> [Given instruction]:
Copy out each line that mentions the word "data".

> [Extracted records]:
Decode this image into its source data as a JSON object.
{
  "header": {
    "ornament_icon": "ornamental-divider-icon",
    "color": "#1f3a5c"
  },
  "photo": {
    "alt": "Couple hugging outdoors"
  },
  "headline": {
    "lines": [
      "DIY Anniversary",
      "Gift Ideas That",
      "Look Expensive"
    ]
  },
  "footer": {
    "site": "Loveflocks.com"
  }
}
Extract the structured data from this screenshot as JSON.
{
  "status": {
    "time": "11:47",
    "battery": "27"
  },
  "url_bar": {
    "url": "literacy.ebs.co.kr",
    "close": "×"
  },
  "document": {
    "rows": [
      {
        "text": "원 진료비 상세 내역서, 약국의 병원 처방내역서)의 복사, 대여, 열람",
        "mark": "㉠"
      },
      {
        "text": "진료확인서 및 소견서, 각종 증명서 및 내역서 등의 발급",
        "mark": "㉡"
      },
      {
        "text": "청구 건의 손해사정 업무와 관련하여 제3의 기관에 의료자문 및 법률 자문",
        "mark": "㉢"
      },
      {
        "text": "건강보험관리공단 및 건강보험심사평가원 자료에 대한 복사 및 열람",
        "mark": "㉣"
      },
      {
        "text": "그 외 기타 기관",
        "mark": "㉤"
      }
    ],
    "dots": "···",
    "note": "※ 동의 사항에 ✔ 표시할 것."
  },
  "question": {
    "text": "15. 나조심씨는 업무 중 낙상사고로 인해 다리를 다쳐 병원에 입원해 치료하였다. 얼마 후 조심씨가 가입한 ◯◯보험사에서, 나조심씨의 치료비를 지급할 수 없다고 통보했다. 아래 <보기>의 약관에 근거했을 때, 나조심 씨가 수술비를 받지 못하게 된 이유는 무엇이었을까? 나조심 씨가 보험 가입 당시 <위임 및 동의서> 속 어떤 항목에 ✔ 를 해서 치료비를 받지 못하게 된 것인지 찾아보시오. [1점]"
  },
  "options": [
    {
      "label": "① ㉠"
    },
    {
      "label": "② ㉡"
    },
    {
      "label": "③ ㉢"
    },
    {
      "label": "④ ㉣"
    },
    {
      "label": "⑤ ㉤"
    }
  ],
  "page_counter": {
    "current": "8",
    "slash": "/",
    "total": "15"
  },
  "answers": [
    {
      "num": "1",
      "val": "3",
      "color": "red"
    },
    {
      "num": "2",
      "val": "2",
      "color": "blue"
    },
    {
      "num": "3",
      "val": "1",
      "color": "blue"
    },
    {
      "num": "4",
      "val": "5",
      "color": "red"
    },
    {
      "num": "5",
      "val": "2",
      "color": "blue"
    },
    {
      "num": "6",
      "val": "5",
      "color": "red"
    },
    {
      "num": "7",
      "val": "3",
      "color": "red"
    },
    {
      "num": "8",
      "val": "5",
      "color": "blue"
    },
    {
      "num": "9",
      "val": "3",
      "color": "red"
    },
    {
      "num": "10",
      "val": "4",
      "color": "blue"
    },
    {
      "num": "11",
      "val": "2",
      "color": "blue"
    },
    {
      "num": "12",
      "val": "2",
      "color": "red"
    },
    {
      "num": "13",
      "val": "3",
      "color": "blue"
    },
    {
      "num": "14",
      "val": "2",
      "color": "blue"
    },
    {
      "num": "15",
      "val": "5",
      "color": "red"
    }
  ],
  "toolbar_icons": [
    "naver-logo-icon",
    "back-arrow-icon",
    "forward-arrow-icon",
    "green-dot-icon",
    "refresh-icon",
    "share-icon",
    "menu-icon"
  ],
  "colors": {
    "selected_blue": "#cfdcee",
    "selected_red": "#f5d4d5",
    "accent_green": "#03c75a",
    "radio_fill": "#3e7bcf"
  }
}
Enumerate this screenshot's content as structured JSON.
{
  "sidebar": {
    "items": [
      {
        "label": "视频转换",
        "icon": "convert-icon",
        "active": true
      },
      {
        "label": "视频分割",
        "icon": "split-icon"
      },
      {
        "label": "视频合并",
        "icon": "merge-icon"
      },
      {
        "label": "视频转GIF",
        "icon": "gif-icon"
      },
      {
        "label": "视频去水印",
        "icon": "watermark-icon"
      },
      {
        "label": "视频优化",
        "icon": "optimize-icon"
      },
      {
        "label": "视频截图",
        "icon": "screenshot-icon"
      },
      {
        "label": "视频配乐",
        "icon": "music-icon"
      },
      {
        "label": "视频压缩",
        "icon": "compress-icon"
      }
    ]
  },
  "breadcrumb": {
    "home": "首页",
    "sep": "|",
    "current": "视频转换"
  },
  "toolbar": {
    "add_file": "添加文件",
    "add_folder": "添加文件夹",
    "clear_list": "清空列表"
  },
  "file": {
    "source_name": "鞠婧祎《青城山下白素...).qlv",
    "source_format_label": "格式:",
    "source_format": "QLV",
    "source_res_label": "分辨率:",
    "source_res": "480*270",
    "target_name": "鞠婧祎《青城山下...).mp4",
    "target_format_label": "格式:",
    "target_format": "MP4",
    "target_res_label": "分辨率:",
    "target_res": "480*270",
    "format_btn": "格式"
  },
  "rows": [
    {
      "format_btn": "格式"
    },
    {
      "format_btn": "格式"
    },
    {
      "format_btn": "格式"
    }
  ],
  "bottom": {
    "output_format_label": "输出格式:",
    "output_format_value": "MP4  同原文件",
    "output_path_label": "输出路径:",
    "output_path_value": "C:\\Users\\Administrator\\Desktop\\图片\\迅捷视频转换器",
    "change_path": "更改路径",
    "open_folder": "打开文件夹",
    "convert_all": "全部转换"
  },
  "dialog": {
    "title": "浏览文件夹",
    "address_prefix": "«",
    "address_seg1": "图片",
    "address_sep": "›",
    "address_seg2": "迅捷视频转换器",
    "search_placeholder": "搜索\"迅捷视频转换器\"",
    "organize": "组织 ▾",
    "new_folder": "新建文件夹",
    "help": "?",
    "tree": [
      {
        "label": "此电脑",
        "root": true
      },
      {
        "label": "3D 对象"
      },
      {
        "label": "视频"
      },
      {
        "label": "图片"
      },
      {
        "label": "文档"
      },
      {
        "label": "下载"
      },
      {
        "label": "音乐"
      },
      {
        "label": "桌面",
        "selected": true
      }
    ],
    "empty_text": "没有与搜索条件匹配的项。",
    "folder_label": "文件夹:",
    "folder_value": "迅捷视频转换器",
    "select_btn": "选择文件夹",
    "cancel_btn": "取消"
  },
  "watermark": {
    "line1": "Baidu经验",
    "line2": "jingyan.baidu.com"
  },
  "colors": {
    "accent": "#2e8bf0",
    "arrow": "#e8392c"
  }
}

> [Output of the exercise]:
Decode this image into its source data as a JSON object.
Extract the structured data from this screenshot as JSON.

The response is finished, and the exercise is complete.